Task instructions: Show every line that has the string "STELIB" in it.

Material shown:
◆ ◆ ◆ ◆

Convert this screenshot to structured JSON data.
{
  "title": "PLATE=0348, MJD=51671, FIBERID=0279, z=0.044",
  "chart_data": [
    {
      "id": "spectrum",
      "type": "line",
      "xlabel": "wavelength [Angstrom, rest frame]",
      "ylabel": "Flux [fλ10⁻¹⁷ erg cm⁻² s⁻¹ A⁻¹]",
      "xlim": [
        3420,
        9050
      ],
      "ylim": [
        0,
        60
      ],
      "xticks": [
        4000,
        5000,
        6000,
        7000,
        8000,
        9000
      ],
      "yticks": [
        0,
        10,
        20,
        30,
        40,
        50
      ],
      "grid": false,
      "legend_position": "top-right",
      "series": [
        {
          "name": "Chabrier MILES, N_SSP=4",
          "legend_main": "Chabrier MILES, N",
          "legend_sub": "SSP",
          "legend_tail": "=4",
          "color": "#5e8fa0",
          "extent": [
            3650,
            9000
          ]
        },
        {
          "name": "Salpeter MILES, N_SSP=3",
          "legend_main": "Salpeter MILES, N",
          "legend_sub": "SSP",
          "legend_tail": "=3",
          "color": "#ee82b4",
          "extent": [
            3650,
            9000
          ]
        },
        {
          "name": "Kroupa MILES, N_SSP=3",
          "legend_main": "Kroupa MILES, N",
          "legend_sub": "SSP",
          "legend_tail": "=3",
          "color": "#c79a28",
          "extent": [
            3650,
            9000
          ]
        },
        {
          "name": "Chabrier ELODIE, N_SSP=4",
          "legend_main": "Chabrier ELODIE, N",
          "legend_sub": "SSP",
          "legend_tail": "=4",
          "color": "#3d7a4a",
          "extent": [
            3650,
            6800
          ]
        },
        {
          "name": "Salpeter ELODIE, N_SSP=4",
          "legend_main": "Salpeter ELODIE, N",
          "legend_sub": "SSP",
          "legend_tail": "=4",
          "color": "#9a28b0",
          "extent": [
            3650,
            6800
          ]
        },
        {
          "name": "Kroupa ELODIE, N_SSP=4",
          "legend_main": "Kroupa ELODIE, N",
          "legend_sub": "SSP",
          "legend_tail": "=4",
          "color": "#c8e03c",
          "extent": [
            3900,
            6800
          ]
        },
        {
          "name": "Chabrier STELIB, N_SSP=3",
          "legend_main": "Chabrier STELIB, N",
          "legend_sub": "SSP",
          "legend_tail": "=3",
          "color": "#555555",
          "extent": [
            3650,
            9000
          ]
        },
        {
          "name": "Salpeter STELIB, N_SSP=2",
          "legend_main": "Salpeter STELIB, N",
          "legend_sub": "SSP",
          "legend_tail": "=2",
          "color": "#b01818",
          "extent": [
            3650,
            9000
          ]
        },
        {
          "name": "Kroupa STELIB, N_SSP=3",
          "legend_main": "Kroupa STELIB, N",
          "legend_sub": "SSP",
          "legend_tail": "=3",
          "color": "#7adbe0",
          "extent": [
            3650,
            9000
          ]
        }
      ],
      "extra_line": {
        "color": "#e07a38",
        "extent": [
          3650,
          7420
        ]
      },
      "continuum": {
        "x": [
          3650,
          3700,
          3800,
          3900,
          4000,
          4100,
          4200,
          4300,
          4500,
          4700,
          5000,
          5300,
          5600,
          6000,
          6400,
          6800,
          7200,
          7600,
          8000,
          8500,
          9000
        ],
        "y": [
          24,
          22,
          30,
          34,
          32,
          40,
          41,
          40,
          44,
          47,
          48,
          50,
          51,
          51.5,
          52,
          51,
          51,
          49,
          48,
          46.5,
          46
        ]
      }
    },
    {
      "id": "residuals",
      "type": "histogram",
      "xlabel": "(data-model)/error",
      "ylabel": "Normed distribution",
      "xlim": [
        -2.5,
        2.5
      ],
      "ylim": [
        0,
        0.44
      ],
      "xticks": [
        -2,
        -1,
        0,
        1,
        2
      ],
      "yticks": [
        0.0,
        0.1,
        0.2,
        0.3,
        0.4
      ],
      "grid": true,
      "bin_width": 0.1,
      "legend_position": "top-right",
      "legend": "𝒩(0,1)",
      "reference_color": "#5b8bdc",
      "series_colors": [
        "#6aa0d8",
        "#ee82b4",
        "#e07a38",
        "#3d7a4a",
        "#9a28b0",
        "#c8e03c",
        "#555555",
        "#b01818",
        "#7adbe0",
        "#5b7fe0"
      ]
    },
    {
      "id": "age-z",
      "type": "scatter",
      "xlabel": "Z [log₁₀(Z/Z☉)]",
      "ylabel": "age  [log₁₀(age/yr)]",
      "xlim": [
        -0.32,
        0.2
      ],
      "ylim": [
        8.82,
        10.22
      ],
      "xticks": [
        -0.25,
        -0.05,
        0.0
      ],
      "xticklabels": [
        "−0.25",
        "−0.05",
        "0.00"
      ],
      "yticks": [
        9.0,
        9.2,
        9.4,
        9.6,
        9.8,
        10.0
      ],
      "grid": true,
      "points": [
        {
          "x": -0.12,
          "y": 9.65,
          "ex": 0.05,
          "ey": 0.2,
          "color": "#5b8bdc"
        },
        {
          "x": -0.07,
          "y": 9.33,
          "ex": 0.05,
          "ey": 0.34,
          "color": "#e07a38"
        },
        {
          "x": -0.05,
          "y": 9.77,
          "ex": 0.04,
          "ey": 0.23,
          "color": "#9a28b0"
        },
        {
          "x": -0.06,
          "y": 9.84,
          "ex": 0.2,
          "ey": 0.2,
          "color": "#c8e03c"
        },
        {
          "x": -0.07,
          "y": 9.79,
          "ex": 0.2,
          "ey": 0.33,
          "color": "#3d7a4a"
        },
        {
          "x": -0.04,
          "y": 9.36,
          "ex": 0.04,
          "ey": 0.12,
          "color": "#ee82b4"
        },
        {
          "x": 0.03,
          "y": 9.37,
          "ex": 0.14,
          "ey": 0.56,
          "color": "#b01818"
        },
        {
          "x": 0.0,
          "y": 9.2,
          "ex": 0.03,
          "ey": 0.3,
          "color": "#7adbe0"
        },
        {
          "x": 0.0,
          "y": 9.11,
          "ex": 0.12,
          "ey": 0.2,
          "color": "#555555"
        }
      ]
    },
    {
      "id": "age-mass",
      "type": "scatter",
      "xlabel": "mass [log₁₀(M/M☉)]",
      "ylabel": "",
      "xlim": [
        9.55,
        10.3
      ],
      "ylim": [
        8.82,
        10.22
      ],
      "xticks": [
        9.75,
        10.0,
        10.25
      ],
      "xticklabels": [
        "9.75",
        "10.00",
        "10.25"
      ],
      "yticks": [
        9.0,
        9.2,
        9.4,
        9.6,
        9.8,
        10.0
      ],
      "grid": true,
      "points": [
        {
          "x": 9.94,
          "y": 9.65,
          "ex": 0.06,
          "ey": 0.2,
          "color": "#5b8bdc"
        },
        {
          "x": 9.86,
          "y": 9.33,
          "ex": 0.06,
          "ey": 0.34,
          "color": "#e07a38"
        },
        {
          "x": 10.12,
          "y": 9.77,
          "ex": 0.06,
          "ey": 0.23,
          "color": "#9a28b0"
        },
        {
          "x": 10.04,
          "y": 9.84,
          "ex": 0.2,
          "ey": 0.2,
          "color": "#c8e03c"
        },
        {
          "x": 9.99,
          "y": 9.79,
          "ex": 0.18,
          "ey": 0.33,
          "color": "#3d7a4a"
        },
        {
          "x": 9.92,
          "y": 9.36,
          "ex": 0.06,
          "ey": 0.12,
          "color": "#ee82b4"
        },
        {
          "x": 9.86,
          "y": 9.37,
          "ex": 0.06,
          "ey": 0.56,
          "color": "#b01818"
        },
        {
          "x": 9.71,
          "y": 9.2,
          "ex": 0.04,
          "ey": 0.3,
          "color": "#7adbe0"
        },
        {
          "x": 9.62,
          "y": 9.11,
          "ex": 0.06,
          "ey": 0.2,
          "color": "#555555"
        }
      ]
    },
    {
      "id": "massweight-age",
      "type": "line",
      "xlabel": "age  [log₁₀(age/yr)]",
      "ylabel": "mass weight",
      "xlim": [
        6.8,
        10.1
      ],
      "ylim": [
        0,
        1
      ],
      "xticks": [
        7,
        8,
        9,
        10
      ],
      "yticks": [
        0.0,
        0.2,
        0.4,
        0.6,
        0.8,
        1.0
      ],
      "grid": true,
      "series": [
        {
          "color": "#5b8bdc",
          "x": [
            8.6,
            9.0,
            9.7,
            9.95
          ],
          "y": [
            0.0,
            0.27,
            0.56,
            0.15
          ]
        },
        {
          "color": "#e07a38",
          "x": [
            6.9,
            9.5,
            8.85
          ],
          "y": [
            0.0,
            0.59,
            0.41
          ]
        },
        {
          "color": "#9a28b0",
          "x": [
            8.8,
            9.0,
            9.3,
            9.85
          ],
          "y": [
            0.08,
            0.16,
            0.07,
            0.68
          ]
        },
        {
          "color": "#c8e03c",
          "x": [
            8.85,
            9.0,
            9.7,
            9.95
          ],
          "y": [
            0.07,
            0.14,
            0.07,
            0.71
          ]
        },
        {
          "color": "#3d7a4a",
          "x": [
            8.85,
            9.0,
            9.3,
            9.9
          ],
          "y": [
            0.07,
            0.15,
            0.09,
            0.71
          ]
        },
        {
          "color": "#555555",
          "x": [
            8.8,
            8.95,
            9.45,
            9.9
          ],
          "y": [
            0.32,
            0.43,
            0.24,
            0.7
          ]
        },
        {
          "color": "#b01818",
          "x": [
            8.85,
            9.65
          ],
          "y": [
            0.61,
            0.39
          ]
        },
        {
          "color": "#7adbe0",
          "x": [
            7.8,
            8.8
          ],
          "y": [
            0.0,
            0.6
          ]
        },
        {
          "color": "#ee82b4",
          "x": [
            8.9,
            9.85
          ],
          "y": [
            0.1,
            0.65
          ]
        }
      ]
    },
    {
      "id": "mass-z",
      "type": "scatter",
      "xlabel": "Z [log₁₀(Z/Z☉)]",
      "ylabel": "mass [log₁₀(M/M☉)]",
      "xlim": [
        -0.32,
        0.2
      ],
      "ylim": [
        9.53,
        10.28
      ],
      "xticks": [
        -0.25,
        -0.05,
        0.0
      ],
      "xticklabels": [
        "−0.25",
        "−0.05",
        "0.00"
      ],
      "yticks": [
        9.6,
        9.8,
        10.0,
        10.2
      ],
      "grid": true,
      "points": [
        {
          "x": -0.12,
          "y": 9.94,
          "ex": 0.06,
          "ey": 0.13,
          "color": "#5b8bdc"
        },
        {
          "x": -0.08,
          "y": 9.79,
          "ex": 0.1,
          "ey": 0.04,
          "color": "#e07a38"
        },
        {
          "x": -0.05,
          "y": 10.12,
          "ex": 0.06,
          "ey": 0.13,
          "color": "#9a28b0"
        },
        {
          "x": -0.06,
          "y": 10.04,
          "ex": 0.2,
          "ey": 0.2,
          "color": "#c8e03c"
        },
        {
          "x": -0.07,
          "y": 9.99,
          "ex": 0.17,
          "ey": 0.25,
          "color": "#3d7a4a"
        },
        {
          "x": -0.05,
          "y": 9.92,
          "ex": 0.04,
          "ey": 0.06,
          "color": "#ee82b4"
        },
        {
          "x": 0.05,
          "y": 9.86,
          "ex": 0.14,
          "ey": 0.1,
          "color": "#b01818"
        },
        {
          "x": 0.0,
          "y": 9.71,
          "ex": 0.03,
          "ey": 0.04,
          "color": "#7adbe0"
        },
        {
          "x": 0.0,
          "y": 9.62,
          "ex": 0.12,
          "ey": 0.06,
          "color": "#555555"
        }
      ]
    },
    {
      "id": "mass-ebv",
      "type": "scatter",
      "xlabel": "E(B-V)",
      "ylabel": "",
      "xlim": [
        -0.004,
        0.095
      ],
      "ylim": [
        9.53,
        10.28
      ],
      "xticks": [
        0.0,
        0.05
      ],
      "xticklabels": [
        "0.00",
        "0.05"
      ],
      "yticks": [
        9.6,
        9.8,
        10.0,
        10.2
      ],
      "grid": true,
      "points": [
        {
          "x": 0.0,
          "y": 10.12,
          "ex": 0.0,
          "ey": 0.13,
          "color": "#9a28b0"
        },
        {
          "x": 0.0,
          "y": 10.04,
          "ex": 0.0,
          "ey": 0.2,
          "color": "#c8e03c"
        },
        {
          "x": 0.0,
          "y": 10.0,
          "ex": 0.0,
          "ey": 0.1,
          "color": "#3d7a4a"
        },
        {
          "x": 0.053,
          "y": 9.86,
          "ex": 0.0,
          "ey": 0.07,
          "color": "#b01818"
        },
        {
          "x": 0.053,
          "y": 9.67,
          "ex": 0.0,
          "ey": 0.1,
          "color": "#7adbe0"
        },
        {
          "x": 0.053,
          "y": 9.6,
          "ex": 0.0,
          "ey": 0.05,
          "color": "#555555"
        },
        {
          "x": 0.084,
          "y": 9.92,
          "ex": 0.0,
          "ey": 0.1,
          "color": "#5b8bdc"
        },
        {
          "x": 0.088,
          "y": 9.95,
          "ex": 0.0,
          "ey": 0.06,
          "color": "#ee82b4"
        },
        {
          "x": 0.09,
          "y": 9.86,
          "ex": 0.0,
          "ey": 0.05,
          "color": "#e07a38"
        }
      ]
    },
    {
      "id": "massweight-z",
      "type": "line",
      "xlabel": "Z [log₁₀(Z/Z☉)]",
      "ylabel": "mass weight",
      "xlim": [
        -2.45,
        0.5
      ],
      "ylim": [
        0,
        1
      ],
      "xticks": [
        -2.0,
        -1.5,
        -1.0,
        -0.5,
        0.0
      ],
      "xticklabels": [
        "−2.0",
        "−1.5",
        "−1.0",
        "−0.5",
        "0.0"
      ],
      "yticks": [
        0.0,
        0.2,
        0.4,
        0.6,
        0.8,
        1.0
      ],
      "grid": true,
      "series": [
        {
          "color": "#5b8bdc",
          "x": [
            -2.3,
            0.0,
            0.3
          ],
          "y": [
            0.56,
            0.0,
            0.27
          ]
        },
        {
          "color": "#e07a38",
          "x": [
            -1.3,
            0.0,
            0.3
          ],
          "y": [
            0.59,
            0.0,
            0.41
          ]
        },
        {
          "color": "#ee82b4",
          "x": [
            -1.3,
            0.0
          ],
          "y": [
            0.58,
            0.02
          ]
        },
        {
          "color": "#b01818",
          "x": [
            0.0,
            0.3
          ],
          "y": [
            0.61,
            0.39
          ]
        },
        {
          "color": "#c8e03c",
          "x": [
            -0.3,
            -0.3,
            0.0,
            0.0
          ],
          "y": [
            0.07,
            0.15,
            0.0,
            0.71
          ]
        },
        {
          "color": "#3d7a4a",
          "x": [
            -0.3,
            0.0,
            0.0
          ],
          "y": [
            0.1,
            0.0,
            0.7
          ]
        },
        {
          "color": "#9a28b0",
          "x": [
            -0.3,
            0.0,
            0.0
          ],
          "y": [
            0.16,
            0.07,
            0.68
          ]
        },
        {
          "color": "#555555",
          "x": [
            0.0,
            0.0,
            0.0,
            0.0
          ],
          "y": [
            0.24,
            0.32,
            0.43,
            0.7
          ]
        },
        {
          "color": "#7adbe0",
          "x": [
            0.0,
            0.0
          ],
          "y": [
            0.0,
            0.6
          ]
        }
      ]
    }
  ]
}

◆ ◆ ◆ ◆

Result of this task:
          "name": "Chabrier STELIB, N_SSP=3",
          "legend_main": "Chabrier STELIB, N",
          "name": "Salpeter STELIB, N_SSP=2",
          "legend_main": "Salpeter STELIB, N",
          "name": "Kroupa STELIB, N_SSP=3",
          "legend_main": "Kroupa STELIB, N",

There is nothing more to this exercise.